# What is required
How many lines of the material below contain the string "Survival"? Answer with the number and nothing else.

# Provided information
----

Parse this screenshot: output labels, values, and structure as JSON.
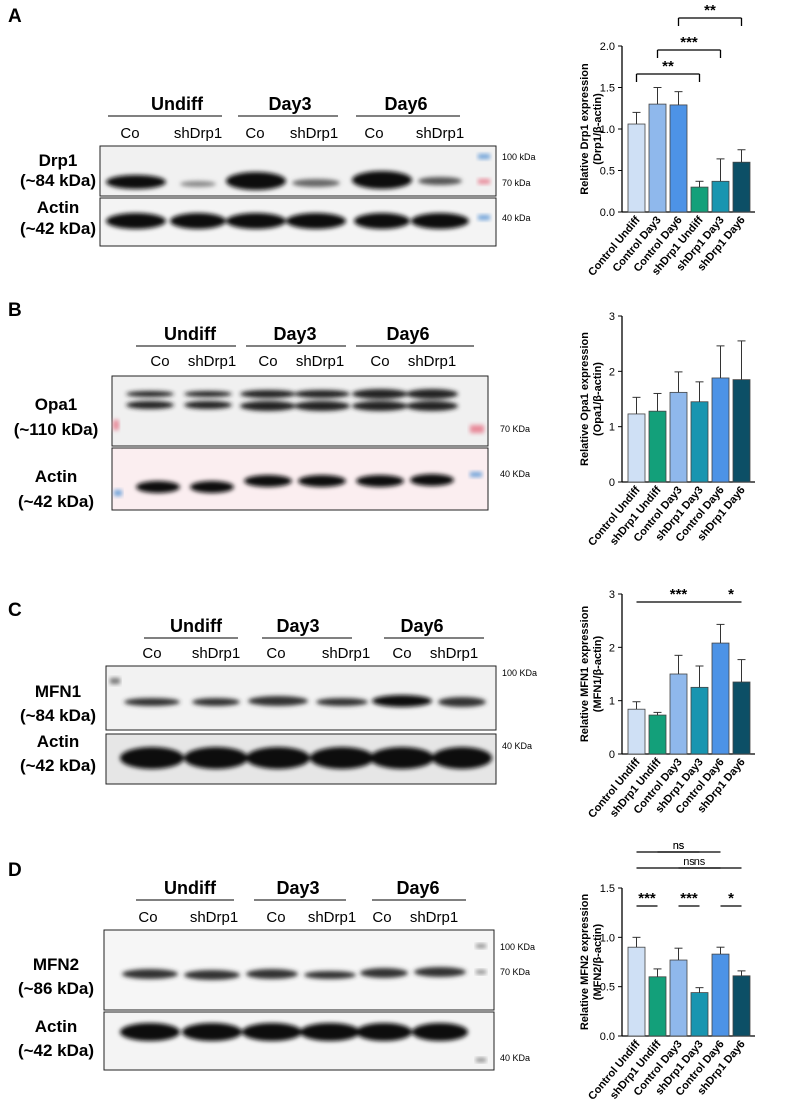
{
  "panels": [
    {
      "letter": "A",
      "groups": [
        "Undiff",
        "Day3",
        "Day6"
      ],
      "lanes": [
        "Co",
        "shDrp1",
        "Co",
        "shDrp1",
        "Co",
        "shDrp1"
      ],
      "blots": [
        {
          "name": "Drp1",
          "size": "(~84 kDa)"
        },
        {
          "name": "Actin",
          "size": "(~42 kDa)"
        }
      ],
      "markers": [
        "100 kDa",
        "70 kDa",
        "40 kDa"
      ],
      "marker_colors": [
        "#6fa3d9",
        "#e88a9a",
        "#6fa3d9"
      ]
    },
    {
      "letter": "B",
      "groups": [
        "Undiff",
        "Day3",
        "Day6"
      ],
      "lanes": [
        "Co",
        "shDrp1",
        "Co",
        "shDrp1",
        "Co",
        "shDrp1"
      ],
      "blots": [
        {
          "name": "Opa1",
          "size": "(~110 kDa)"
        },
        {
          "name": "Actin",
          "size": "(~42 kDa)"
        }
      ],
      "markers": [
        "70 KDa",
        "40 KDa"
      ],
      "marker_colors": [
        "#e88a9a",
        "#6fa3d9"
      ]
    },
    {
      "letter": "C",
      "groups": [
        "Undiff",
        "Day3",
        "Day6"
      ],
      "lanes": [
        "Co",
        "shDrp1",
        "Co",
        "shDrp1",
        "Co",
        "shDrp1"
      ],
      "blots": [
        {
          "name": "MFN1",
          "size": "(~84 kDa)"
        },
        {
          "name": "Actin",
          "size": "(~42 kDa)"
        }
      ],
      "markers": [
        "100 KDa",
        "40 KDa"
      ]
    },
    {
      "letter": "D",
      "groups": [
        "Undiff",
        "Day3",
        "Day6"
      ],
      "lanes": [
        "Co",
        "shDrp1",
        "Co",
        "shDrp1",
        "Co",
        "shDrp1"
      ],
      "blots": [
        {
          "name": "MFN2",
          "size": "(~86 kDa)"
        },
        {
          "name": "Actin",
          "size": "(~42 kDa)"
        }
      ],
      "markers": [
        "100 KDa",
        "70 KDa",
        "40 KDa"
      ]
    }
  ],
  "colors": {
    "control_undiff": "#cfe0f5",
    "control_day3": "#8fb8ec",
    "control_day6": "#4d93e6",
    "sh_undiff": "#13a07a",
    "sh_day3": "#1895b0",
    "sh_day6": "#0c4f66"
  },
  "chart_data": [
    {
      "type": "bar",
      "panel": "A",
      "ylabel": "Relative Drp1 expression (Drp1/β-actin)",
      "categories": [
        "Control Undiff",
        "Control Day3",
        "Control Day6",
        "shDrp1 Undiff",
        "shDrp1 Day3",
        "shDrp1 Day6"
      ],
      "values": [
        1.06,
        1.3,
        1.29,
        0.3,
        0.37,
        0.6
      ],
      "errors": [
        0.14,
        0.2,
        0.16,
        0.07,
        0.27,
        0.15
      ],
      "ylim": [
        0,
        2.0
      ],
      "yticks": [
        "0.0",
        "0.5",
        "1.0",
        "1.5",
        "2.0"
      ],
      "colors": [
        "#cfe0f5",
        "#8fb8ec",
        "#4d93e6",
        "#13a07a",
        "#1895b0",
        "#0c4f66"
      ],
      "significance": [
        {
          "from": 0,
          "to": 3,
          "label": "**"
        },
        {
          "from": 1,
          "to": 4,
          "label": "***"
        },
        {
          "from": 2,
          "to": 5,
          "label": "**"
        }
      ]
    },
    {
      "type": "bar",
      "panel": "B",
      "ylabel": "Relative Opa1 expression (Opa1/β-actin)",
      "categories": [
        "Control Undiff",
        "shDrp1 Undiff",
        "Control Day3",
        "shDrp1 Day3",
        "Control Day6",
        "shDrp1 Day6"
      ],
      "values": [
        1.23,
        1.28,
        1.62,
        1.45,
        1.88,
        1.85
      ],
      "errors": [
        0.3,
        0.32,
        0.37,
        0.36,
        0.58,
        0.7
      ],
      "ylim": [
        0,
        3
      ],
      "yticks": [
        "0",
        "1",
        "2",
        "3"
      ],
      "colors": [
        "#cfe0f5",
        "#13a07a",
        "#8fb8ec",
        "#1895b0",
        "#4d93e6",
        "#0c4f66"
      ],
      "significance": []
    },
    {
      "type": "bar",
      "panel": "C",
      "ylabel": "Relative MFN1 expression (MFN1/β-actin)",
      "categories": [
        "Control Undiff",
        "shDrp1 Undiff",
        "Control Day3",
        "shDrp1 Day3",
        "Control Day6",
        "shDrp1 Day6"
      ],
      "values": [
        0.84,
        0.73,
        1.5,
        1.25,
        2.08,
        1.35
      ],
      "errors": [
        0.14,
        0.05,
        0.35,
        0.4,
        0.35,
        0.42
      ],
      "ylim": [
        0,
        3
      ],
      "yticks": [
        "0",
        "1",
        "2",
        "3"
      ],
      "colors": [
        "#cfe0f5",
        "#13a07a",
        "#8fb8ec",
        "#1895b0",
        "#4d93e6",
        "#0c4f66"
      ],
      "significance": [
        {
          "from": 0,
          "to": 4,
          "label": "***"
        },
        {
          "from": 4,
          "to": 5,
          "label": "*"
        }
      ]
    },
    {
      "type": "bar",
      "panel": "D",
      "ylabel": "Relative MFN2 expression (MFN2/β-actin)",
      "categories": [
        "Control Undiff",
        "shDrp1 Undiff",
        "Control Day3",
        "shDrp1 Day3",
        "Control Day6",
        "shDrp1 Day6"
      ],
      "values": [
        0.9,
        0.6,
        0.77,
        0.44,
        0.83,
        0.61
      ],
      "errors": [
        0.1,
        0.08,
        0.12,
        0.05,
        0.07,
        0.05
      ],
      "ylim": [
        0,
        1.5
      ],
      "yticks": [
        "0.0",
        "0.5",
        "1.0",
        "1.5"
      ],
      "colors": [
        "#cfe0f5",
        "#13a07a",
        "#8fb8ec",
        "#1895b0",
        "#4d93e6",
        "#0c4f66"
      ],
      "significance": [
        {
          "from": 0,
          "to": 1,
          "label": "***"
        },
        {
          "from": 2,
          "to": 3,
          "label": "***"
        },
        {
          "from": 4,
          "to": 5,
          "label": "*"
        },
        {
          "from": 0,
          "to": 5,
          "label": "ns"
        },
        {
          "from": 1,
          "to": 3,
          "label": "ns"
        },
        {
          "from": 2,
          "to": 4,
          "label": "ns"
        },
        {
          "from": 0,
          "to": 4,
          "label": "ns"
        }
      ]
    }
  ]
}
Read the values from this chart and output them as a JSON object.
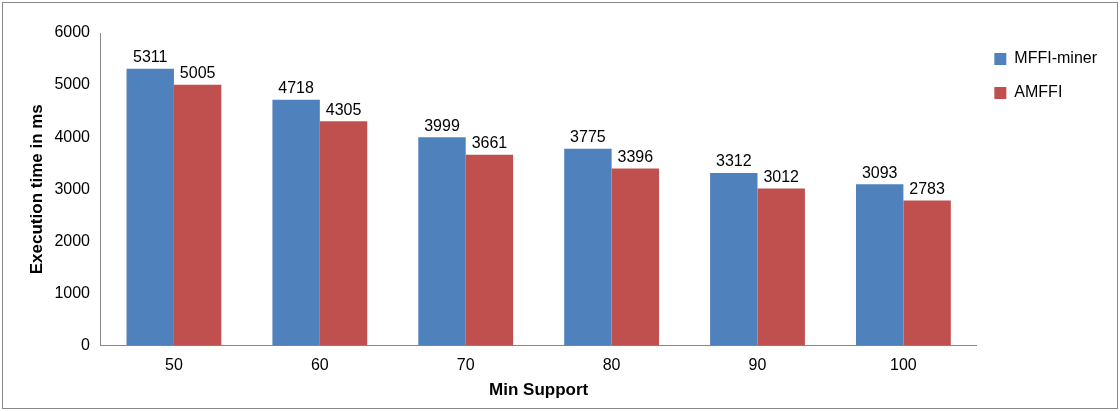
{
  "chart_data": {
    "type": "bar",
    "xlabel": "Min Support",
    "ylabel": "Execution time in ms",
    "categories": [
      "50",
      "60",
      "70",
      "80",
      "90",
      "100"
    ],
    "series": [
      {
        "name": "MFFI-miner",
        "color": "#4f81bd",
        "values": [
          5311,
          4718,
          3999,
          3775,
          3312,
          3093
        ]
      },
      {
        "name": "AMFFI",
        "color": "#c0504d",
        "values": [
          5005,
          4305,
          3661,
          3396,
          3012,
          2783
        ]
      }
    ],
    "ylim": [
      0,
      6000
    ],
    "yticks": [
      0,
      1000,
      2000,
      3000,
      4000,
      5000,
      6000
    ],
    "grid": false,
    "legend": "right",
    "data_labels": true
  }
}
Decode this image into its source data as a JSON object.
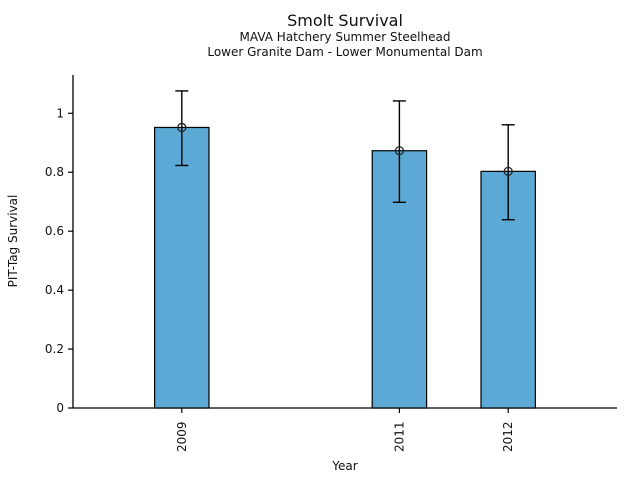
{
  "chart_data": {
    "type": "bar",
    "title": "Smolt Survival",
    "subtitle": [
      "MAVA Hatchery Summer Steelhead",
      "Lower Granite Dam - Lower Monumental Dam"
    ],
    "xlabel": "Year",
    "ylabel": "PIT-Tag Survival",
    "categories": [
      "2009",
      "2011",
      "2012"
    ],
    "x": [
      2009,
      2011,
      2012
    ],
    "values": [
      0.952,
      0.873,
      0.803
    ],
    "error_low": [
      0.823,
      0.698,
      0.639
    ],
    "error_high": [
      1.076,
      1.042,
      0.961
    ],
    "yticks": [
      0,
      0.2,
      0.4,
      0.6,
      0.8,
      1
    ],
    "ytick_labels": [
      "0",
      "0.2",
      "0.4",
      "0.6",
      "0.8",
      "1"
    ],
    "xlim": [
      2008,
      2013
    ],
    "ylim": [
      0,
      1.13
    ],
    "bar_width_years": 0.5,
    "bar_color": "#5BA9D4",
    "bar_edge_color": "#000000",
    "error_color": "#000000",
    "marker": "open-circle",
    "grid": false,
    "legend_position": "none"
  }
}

----

# Solution
2